TASK TO COMPLETE — Each entry that follows must be output without any deviation.

LISTING —
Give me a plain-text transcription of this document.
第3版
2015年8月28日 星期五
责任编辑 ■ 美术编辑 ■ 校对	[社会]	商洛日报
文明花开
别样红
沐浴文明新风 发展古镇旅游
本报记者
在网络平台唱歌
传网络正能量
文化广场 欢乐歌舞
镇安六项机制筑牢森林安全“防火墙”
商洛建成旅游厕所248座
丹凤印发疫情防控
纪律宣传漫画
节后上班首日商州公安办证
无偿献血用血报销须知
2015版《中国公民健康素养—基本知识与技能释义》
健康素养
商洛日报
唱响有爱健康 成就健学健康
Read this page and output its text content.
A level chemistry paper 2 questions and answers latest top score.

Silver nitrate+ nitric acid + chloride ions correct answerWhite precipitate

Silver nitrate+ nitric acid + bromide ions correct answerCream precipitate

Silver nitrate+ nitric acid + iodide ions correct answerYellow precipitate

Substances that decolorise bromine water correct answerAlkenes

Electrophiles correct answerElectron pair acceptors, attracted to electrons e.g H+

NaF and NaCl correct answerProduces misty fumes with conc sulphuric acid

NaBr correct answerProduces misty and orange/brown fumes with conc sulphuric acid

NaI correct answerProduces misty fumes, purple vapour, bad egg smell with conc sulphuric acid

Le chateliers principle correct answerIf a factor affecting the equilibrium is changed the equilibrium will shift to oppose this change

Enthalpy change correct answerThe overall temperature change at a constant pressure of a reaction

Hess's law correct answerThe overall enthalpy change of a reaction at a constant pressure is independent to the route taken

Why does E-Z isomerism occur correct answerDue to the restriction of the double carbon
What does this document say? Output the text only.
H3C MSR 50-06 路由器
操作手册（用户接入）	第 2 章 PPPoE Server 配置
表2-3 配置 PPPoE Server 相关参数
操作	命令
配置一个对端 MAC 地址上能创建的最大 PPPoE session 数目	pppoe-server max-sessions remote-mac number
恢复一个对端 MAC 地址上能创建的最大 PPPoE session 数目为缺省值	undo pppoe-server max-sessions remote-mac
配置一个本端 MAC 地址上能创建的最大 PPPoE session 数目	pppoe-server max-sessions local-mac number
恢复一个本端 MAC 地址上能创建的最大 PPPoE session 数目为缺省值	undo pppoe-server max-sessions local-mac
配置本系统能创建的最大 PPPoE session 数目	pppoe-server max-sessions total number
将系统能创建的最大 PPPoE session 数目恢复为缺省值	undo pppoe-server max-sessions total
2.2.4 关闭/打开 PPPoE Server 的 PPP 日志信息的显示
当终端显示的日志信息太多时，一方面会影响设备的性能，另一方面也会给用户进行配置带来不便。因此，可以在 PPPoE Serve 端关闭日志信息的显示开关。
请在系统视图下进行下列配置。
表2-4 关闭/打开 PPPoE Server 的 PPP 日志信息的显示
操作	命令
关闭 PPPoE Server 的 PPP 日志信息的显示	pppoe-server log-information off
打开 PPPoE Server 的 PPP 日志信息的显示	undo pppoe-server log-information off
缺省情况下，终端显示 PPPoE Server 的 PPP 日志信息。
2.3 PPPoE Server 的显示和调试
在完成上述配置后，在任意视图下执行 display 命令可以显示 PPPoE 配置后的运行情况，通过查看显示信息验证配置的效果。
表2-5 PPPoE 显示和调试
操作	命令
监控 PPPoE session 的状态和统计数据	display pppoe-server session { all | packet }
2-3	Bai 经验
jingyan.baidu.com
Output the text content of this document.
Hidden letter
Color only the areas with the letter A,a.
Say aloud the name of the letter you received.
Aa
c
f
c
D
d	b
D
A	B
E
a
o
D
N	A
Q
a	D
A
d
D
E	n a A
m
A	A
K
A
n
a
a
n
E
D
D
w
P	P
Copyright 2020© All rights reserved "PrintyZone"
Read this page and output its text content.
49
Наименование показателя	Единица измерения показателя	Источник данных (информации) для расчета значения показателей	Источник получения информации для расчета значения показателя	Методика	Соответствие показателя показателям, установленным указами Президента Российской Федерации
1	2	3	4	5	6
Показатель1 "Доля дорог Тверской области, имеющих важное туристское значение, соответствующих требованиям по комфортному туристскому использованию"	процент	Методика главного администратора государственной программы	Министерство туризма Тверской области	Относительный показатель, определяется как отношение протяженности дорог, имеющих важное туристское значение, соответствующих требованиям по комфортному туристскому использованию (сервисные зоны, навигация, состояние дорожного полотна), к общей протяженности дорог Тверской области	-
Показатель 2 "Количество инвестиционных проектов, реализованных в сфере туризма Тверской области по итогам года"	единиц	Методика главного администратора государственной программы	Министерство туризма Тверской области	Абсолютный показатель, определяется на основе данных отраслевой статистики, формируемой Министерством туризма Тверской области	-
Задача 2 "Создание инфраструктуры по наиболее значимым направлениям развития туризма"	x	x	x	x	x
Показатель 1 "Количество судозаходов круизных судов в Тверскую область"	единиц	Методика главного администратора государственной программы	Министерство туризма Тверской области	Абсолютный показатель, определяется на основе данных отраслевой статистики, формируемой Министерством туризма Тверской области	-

WRITTEN RESPONSE —
Give me a plain-text transcription of this document.
第3版
2015年8月28日 星期五
责任编辑 ■ 美术编辑 ■ 校对	[社会]	商洛日报
文明花开
别样红
沐浴文明新风 发展古镇旅游
本报记者
在网络平台唱歌
传网络正能量
文化广场 欢乐歌舞
镇安六项机制筑牢森林安全“防火墙”
商洛建成旅游厕所248座
丹凤印发疫情防控
纪律宣传漫画
节后上班首日商州公安办证
无偿献血用血报销须知
2015版《中国公民健康素养—基本知识与技能释义》
健康素养
商洛日报
唱响有爱健康 成就健学健康
Read this page and output its text content.
A level chemistry paper 2 questions and answers latest top score.

Silver nitrate+ nitric acid + chloride ions correct answerWhite precipitate

Silver nitrate+ nitric acid + bromide ions correct answerCream precipitate

Silver nitrate+ nitric acid + iodide ions correct answerYellow precipitate

Substances that decolorise bromine water correct answerAlkenes

Electrophiles correct answerElectron pair acceptors, attracted to electrons e.g H+

NaF and NaCl correct answerProduces misty fumes with conc sulphuric acid

NaBr correct answerProduces misty and orange/brown fumes with conc sulphuric acid

NaI correct answerProduces misty fumes, purple vapour, bad egg smell with conc sulphuric acid

Le chateliers principle correct answerIf a factor affecting the equilibrium is changed the equilibrium will shift to oppose this change

Enthalpy change correct answerThe overall temperature change at a constant pressure of a reaction

Hess's law correct answerThe overall enthalpy change of a reaction at a constant pressure is independent to the route taken

Why does E-Z isomerism occur correct answerDue to the restriction of the double carbon
What does this document say? Output the text only.
H3C MSR 50-06 路由器
操作手册（用户接入）	第 2 章 PPPoE Server 配置
表2-3 配置 PPPoE Server 相关参数
操作	命令
配置一个对端 MAC 地址上能创建的最大 PPPoE session 数目	pppoe-server max-sessions remote-mac number
恢复一个对端 MAC 地址上能创建的最大 PPPoE session 数目为缺省值	undo pppoe-server max-sessions remote-mac
配置一个本端 MAC 地址上能创建的最大 PPPoE session 数目	pppoe-server max-sessions local-mac number
恢复一个本端 MAC 地址上能创建的最大 PPPoE session 数目为缺省值	undo pppoe-server max-sessions local-mac
配置本系统能创建的最大 PPPoE session 数目	pppoe-server max-sessions total number
将系统能创建的最大 PPPoE session 数目恢复为缺省值	undo pppoe-server max-sessions total
2.2.4 关闭/打开 PPPoE Server 的 PPP 日志信息的显示
当终端显示的日志信息太多时，一方面会影响设备的性能，另一方面也会给用户进行配置带来不便。因此，可以在 PPPoE Serve 端关闭日志信息的显示开关。
请在系统视图下进行下列配置。
表2-4 关闭/打开 PPPoE Server 的 PPP 日志信息的显示
操作	命令
关闭 PPPoE Server 的 PPP 日志信息的显示	pppoe-server log-information off
打开 PPPoE Server 的 PPP 日志信息的显示	undo pppoe-server log-information off
缺省情况下，终端显示 PPPoE Server 的 PPP 日志信息。
2.3 PPPoE Server 的显示和调试
在完成上述配置后，在任意视图下执行 display 命令可以显示 PPPoE 配置后的运行情况，通过查看显示信息验证配置的效果。
表2-5 PPPoE 显示和调试
操作	命令
监控 PPPoE session 的状态和统计数据	display pppoe-server session { all | packet }
2-3	Bai 经验
jingyan.baidu.com
Output the text content of this document.
Hidden letter
Color only the areas with the letter A,a.
Say aloud the name of the letter you received.
Aa
c
f
c
D
d	b
D
A	B
E
a
o
D
N	A
Q
a	D
A
d
D
E	n a A
m
A	A
K
A
n
a
a
n
E
D
D
w
P	P
Copyright 2020© All rights reserved "PrintyZone"
Read this page and output its text content.
49
Наименование показателя	Единица измерения показателя	Источник данных (информации) для расчета значения показателей	Источник получения информации для расчета значения показателя	Методика	Соответствие показателя показателям, установленным указами Президента Российской Федерации
1	2	3	4	5	6
Показатель1 "Доля дорог Тверской области, имеющих важное туристское значение, соответствующих требованиям по комфортному туристскому использованию"	процент	Методика главного администратора государственной программы	Министерство туризма Тверской области	Относительный показатель, определяется как отношение протяженности дорог, имеющих важное туристское значение, соответствующих требованиям по комфортному туристскому использованию (сервисные зоны, навигация, состояние дорожного полотна), к общей протяженности дорог Тверской области	-
Показатель 2 "Количество инвестиционных проектов, реализованных в сфере туризма Тверской области по итогам года"	единиц	Методика главного администратора государственной программы	Министерство туризма Тверской области	Абсолютный показатель, определяется на основе данных отраслевой статистики, формируемой Министерством туризма Тверской области	-
Задача 2 "Создание инфраструктуры по наиболее значимым направлениям развития туризма"	x	x	x	x	x
Показатель 1 "Количество судозаходов круизных судов в Тверскую область"	единиц	Методика главного администратора государственной программы	Министерство туризма Тверской области	Абсолютный показатель, определяется на основе данных отраслевой статистики, формируемой Министерством туризма Тверской области	-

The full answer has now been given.